DIRECTION
Restate the records below word for word, and omit the images they hold.

** Start of MATERIAL FOR THIS TASK **

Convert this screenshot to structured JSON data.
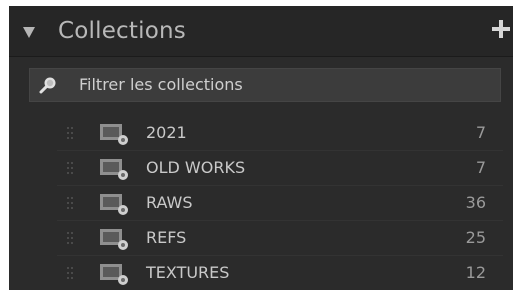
{
  "header": {
    "title": "Collections",
    "collapse_icon": "triangle-down-icon",
    "add_icon": "plus-icon"
  },
  "filter": {
    "placeholder": "Filtrer les collections",
    "icon": "search-icon"
  },
  "collections": [
    {
      "name": "2021",
      "count": "7"
    },
    {
      "name": "OLD WORKS",
      "count": "7"
    },
    {
      "name": "RAWS",
      "count": "36"
    },
    {
      "name": "REFS",
      "count": "25"
    },
    {
      "name": "TEXTURES",
      "count": "12"
    }
  ],
  "colors": {
    "panel_bg": "#2a2a2a",
    "header_bg": "#262626",
    "filter_bg": "#3c3c3c",
    "text": "#c9c9c9",
    "count_text": "#9a9a9a"
  }
}
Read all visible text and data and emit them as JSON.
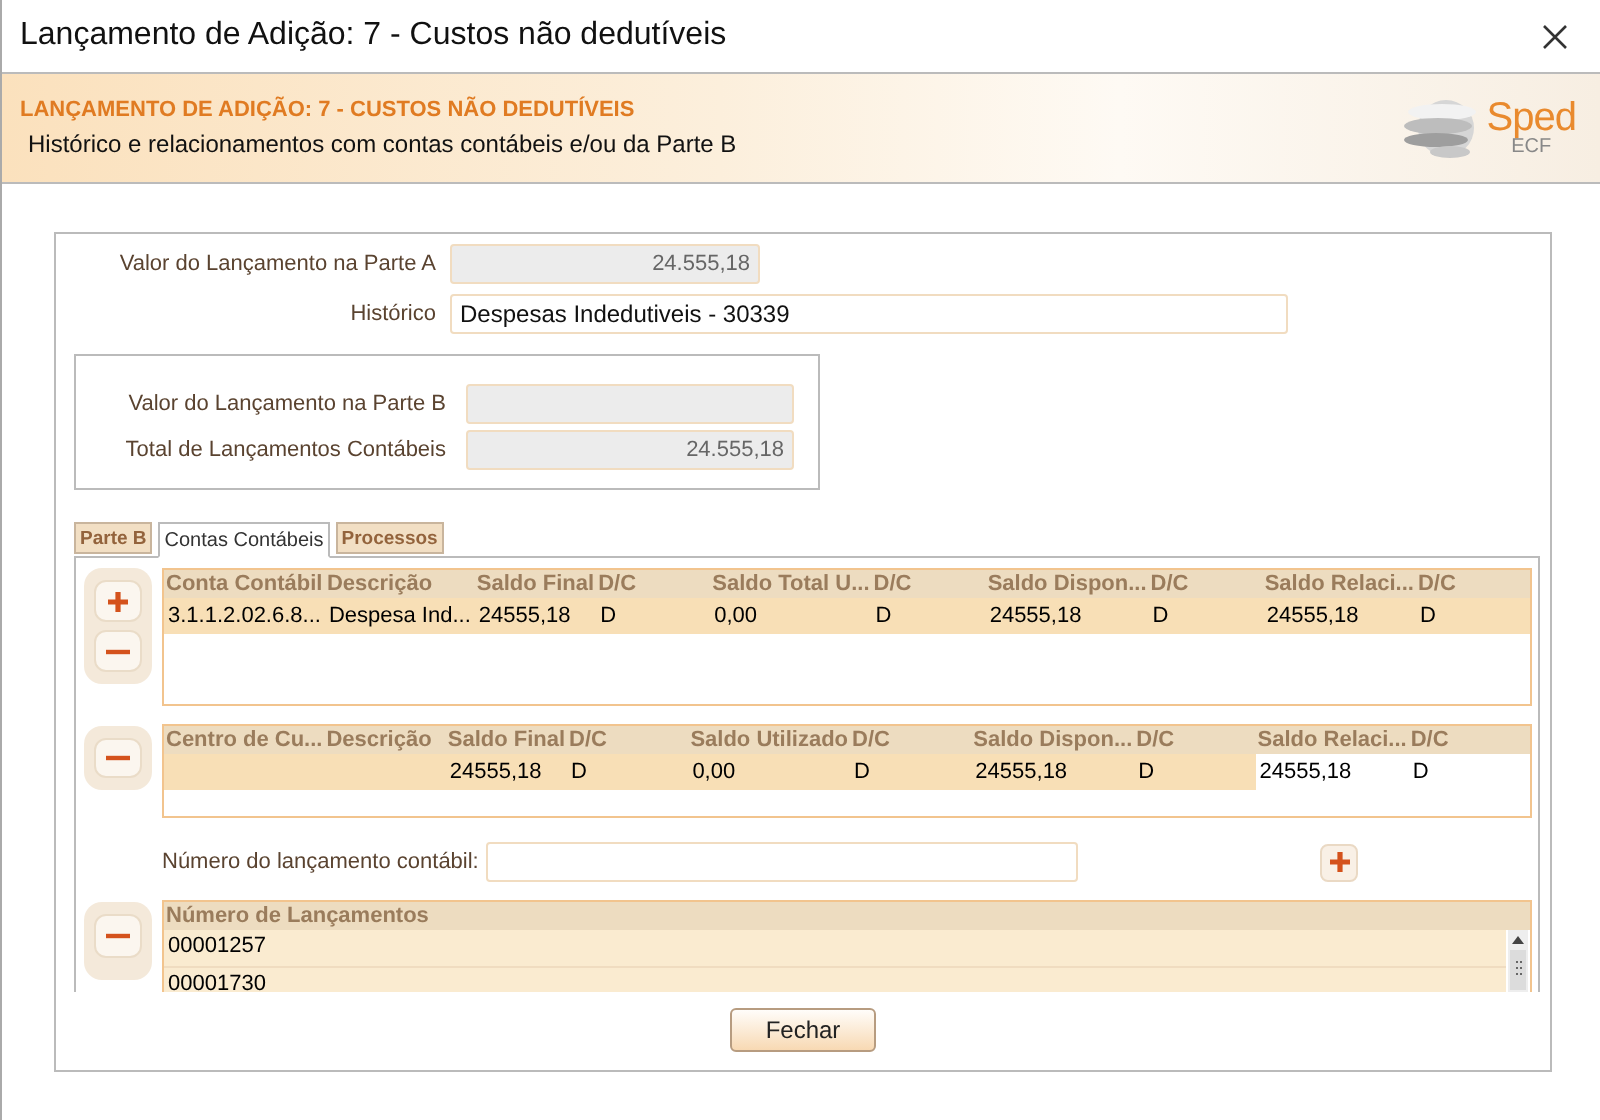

** End of MATERIAL FOR THIS TASK **

OUTPUT BELOW
Convert this screenshot to structured JSON data.
{
  "header": {
    "title": "Collections",
    "collapse_icon": "triangle-down-icon",
    "add_icon": "plus-icon"
  },
  "filter": {
    "placeholder": "Filtrer les collections",
    "icon": "search-icon"
  },
  "collections": [
    {
      "name": "2021",
      "count": "7"
    },
    {
      "name": "OLD WORKS",
      "count": "7"
    },
    {
      "name": "RAWS",
      "count": "36"
    },
    {
      "name": "REFS",
      "count": "25"
    },
    {
      "name": "TEXTURES",
      "count": "12"
    }
  ],
  "colors": {
    "panel_bg": "#2a2a2a",
    "header_bg": "#262626",
    "filter_bg": "#3c3c3c",
    "text": "#c9c9c9",
    "count_text": "#9a9a9a"
  }
}
Read all visible text and data and emit them as JSON.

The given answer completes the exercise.